━━━ Input for this task ━━━

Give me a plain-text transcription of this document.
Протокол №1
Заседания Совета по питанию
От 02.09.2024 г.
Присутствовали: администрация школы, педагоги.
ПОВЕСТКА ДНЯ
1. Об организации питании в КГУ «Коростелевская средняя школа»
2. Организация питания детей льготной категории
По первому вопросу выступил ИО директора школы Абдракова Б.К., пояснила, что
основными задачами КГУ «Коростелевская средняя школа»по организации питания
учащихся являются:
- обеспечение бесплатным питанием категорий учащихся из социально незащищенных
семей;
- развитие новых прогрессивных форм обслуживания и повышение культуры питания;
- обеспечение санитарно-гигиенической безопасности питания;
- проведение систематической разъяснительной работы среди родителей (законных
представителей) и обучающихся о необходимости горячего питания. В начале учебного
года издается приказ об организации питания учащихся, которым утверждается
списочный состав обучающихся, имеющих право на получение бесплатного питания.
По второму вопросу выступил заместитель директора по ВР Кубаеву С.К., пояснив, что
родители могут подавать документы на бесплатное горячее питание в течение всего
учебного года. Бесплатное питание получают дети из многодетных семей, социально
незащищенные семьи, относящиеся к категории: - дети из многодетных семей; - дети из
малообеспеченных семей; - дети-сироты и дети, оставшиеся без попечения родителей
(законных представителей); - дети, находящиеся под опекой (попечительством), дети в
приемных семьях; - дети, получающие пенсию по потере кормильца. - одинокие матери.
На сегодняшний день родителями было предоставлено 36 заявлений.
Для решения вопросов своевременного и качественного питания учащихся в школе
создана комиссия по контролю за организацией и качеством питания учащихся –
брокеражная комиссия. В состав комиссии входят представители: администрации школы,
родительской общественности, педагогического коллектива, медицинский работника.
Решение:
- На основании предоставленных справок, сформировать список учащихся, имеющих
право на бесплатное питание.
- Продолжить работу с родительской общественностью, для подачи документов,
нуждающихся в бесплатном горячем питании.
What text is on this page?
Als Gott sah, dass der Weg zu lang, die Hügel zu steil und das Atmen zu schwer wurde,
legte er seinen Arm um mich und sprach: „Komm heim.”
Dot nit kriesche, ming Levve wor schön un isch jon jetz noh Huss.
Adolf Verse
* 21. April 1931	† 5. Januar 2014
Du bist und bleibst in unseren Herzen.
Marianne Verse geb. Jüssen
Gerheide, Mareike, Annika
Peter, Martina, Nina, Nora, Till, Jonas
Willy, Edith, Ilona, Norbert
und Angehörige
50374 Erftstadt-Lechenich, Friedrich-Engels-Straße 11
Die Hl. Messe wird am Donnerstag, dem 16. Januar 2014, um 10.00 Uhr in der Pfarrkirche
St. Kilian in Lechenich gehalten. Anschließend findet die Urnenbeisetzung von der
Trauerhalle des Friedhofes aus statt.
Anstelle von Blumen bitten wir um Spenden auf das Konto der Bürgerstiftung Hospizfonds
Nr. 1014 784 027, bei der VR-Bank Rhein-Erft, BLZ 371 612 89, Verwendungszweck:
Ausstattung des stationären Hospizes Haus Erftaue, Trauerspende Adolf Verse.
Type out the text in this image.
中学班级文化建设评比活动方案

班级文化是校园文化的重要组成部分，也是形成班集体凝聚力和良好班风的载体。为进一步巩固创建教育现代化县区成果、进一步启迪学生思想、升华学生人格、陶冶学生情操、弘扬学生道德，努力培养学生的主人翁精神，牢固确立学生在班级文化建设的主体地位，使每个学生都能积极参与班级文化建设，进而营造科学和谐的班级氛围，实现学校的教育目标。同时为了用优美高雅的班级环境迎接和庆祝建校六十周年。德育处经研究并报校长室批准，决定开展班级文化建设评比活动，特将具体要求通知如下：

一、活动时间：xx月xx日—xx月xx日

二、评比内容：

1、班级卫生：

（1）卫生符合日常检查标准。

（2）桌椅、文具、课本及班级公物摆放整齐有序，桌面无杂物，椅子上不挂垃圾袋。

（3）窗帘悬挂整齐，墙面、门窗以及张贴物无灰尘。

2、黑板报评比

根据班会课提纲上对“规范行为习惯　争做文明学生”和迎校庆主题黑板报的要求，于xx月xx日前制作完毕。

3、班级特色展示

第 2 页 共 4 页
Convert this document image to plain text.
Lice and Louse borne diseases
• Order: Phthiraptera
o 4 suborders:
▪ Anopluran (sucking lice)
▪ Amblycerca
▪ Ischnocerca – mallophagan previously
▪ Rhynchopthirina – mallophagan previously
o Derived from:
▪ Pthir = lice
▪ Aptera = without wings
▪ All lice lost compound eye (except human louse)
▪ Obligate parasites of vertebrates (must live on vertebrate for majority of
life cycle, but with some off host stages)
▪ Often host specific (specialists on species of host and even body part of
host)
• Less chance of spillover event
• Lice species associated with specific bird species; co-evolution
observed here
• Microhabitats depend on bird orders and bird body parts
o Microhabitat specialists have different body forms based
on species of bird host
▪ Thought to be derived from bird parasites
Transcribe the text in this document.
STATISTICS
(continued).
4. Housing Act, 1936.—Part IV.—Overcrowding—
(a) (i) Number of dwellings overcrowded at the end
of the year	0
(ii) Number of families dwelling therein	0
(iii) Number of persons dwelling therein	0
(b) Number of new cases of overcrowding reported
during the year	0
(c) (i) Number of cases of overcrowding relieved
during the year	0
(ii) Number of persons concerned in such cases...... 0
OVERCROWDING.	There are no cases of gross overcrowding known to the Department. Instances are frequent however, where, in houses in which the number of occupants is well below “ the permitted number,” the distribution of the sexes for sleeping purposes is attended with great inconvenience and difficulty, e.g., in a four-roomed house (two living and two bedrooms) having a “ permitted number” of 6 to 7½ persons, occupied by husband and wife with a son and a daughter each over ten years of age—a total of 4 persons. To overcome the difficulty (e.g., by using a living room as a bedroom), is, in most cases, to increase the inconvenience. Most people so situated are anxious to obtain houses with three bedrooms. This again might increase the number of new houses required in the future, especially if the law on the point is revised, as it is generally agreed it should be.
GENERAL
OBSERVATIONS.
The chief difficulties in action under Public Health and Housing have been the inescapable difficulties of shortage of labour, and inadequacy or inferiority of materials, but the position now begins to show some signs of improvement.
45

━━━

Problem: Restate the listing in full, word for word.

Completed task:
Give me a plain-text transcription of this document.
Протокол №1
Заседания Совета по питанию
От 02.09.2024 г.
Присутствовали: администрация школы, педагоги.
ПОВЕСТКА ДНЯ
1. Об организации питании в КГУ «Коростелевская средняя школа»
2. Организация питания детей льготной категории
По первому вопросу выступил ИО директора школы Абдракова Б.К., пояснила, что
основными задачами КГУ «Коростелевская средняя школа»по организации питания
учащихся являются:
- обеспечение бесплатным питанием категорий учащихся из социально незащищенных
семей;
- развитие новых прогрессивных форм обслуживания и повышение культуры питания;
- обеспечение санитарно-гигиенической безопасности питания;
- проведение систематической разъяснительной работы среди родителей (законных
представителей) и обучающихся о необходимости горячего питания. В начале учебного
года издается приказ об организации питания учащихся, которым утверждается
списочный состав обучающихся, имеющих право на получение бесплатного питания.
По второму вопросу выступил заместитель директора по ВР Кубаеву С.К., пояснив, что
родители могут подавать документы на бесплатное горячее питание в течение всего
учебного года. Бесплатное питание получают дети из многодетных семей, социально
незащищенные семьи, относящиеся к категории: - дети из многодетных семей; - дети из
малообеспеченных семей; - дети-сироты и дети, оставшиеся без попечения родителей
(законных представителей); - дети, находящиеся под опекой (попечительством), дети в
приемных семьях; - дети, получающие пенсию по потере кормильца. - одинокие матери.
На сегодняшний день родителями было предоставлено 36 заявлений.
Для решения вопросов своевременного и качественного питания учащихся в школе
создана комиссия по контролю за организацией и качеством питания учащихся –
брокеражная комиссия. В состав комиссии входят представители: администрации школы,
родительской общественности, педагогического коллектива, медицинский работника.
Решение:
- На основании предоставленных справок, сформировать список учащихся, имеющих
право на бесплатное питание.
- Продолжить работу с родительской общественностью, для подачи документов,
нуждающихся в бесплатном горячем питании.
What text is on this page?
Als Gott sah, dass der Weg zu lang, die Hügel zu steil und das Atmen zu schwer wurde,
legte er seinen Arm um mich und sprach: „Komm heim.”
Dot nit kriesche, ming Levve wor schön un isch jon jetz noh Huss.
Adolf Verse
* 21. April 1931	† 5. Januar 2014
Du bist und bleibst in unseren Herzen.
Marianne Verse geb. Jüssen
Gerheide, Mareike, Annika
Peter, Martina, Nina, Nora, Till, Jonas
Willy, Edith, Ilona, Norbert
und Angehörige
50374 Erftstadt-Lechenich, Friedrich-Engels-Straße 11
Die Hl. Messe wird am Donnerstag, dem 16. Januar 2014, um 10.00 Uhr in der Pfarrkirche
St. Kilian in Lechenich gehalten. Anschließend findet die Urnenbeisetzung von der
Trauerhalle des Friedhofes aus statt.
Anstelle von Blumen bitten wir um Spenden auf das Konto der Bürgerstiftung Hospizfonds
Nr. 1014 784 027, bei der VR-Bank Rhein-Erft, BLZ 371 612 89, Verwendungszweck:
Ausstattung des stationären Hospizes Haus Erftaue, Trauerspende Adolf Verse.
Type out the text in this image.
中学班级文化建设评比活动方案

班级文化是校园文化的重要组成部分，也是形成班集体凝聚力和良好班风的载体。为进一步巩固创建教育现代化县区成果、进一步启迪学生思想、升华学生人格、陶冶学生情操、弘扬学生道德，努力培养学生的主人翁精神，牢固确立学生在班级文化建设的主体地位，使每个学生都能积极参与班级文化建设，进而营造科学和谐的班级氛围，实现学校的教育目标。同时为了用优美高雅的班级环境迎接和庆祝建校六十周年。德育处经研究并报校长室批准，决定开展班级文化建设评比活动，特将具体要求通知如下：

一、活动时间：xx月xx日—xx月xx日

二、评比内容：

1、班级卫生：

（1）卫生符合日常检查标准。

（2）桌椅、文具、课本及班级公物摆放整齐有序，桌面无杂物，椅子上不挂垃圾袋。

（3）窗帘悬挂整齐，墙面、门窗以及张贴物无灰尘。

2、黑板报评比

根据班会课提纲上对“规范行为习惯　争做文明学生”和迎校庆主题黑板报的要求，于xx月xx日前制作完毕。

3、班级特色展示

第 2 页 共 4 页
Convert this document image to plain text.
Lice and Louse borne diseases
• Order: Phthiraptera
o 4 suborders:
▪ Anopluran (sucking lice)
▪ Amblycerca
▪ Ischnocerca – mallophagan previously
▪ Rhynchopthirina – mallophagan previously
o Derived from:
▪ Pthir = lice
▪ Aptera = without wings
▪ All lice lost compound eye (except human louse)
▪ Obligate parasites of vertebrates (must live on vertebrate for majority of
life cycle, but with some off host stages)
▪ Often host specific (specialists on species of host and even body part of
host)
• Less chance of spillover event
• Lice species associated with specific bird species; co-evolution
observed here
• Microhabitats depend on bird orders and bird body parts
o Microhabitat specialists have different body forms based
on species of bird host
▪ Thought to be derived from bird parasites
Transcribe the text in this document.
STATISTICS
(continued).
4. Housing Act, 1936.—Part IV.—Overcrowding—
(a) (i) Number of dwellings overcrowded at the end
of the year	0
(ii) Number of families dwelling therein	0
(iii) Number of persons dwelling therein	0
(b) Number of new cases of overcrowding reported
during the year	0
(c) (i) Number of cases of overcrowding relieved
during the year	0
(ii) Number of persons concerned in such cases...... 0
OVERCROWDING.	There are no cases of gross overcrowding known to the Department. Instances are frequent however, where, in houses in which the number of occupants is well below “ the permitted number,” the distribution of the sexes for sleeping purposes is attended with great inconvenience and difficulty, e.g., in a four-roomed house (two living and two bedrooms) having a “ permitted number” of 6 to 7½ persons, occupied by husband and wife with a son and a daughter each over ten years of age—a total of 4 persons. To overcome the difficulty (e.g., by using a living room as a bedroom), is, in most cases, to increase the inconvenience. Most people so situated are anxious to obtain houses with three bedrooms. This again might increase the number of new houses required in the future, especially if the law on the point is revised, as it is generally agreed it should be.
GENERAL
OBSERVATIONS.
The chief difficulties in action under Public Health and Housing have been the inescapable difficulties of shortage of labour, and inadequacy or inferiority of materials, but the position now begins to show some signs of improvement.
45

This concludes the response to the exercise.